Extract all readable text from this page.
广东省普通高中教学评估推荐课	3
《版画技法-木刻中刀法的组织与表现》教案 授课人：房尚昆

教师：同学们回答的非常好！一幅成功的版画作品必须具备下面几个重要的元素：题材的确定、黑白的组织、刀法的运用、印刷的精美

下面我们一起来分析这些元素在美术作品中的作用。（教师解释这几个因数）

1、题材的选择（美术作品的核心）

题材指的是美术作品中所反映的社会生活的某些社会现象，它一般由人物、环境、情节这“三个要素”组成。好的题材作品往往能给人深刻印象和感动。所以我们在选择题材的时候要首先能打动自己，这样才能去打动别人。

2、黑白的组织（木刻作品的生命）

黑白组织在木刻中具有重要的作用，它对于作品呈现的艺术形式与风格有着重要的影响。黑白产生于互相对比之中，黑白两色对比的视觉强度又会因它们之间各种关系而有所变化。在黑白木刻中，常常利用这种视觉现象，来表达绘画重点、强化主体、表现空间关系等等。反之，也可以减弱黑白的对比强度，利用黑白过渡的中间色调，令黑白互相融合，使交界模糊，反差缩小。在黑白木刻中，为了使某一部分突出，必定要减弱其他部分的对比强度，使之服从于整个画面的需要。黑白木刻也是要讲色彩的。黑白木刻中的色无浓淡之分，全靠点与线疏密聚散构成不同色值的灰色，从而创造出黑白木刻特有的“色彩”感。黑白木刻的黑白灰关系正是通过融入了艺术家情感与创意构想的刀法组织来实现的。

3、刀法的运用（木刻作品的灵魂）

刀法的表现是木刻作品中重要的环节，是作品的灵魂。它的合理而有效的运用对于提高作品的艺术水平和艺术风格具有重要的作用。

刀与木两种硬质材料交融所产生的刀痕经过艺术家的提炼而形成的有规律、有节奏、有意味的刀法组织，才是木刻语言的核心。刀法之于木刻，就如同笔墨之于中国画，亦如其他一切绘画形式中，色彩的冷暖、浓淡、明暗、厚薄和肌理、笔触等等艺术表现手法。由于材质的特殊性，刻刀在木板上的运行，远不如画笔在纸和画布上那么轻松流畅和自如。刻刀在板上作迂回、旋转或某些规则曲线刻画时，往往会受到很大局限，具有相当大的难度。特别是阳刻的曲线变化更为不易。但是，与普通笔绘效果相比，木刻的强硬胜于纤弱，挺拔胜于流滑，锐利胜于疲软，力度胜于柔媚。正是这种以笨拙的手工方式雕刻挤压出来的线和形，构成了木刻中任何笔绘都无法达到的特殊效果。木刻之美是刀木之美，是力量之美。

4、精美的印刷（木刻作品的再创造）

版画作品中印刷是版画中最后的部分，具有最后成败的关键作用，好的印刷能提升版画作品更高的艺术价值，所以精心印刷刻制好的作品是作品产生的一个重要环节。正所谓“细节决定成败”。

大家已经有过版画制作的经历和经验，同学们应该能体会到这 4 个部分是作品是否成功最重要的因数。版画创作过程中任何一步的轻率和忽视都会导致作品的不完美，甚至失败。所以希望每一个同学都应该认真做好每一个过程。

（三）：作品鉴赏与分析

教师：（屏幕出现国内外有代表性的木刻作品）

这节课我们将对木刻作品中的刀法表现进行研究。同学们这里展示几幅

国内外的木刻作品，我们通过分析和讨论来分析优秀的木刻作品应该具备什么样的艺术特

# # # # #

The records above should all be quoted exactly, please.

Extract all readable text from this page.
广东省普通高中教学评估推荐课	3
《版画技法-木刻中刀法的组织与表现》教案 授课人：房尚昆

教师：同学们回答的非常好！一幅成功的版画作品必须具备下面几个重要的元素：题材的确定、黑白的组织、刀法的运用、印刷的精美

下面我们一起来分析这些元素在美术作品中的作用。（教师解释这几个因数）

1、题材的选择（美术作品的核心）

题材指的是美术作品中所反映的社会生活的某些社会现象，它一般由人物、环境、情节这“三个要素”组成。好的题材作品往往能给人深刻印象和感动。所以我们在选择题材的时候要首先能打动自己，这样才能去打动别人。

2、黑白的组织（木刻作品的生命）

黑白组织在木刻中具有重要的作用，它对于作品呈现的艺术形式与风格有着重要的影响。黑白产生于互相对比之中，黑白两色对比的视觉强度又会因它们之间各种关系而有所变化。在黑白木刻中，常常利用这种视觉现象，来表达绘画重点、强化主体、表现空间关系等等。反之，也可以减弱黑白的对比强度，利用黑白过渡的中间色调，令黑白互相融合，使交界模糊，反差缩小。在黑白木刻中，为了使某一部分突出，必定要减弱其他部分的对比强度，使之服从于整个画面的需要。黑白木刻也是要讲色彩的。黑白木刻中的色无浓淡之分，全靠点与线疏密聚散构成不同色值的灰色，从而创造出黑白木刻特有的“色彩”感。黑白木刻的黑白灰关系正是通过融入了艺术家情感与创意构想的刀法组织来实现的。

3、刀法的运用（木刻作品的灵魂）

刀法的表现是木刻作品中重要的环节，是作品的灵魂。它的合理而有效的运用对于提高作品的艺术水平和艺术风格具有重要的作用。

刀与木两种硬质材料交融所产生的刀痕经过艺术家的提炼而形成的有规律、有节奏、有意味的刀法组织，才是木刻语言的核心。刀法之于木刻，就如同笔墨之于中国画，亦如其他一切绘画形式中，色彩的冷暖、浓淡、明暗、厚薄和肌理、笔触等等艺术表现手法。由于材质的特殊性，刻刀在木板上的运行，远不如画笔在纸和画布上那么轻松流畅和自如。刻刀在板上作迂回、旋转或某些规则曲线刻画时，往往会受到很大局限，具有相当大的难度。特别是阳刻的曲线变化更为不易。但是，与普通笔绘效果相比，木刻的强硬胜于纤弱，挺拔胜于流滑，锐利胜于疲软，力度胜于柔媚。正是这种以笨拙的手工方式雕刻挤压出来的线和形，构成了木刻中任何笔绘都无法达到的特殊效果。木刻之美是刀木之美，是力量之美。

4、精美的印刷（木刻作品的再创造）

版画作品中印刷是版画中最后的部分，具有最后成败的关键作用，好的印刷能提升版画作品更高的艺术价值，所以精心印刷刻制好的作品是作品产生的一个重要环节。正所谓“细节决定成败”。

大家已经有过版画制作的经历和经验，同学们应该能体会到这 4 个部分是作品是否成功最重要的因数。版画创作过程中任何一步的轻率和忽视都会导致作品的不完美，甚至失败。所以希望每一个同学都应该认真做好每一个过程。

（三）：作品鉴赏与分析

教师：（屏幕出现国内外有代表性的木刻作品）

这节课我们将对木刻作品中的刀法表现进行研究。同学们这里展示几幅

国内外的木刻作品，我们通过分析和讨论来分析优秀的木刻作品应该具备什么样的艺术特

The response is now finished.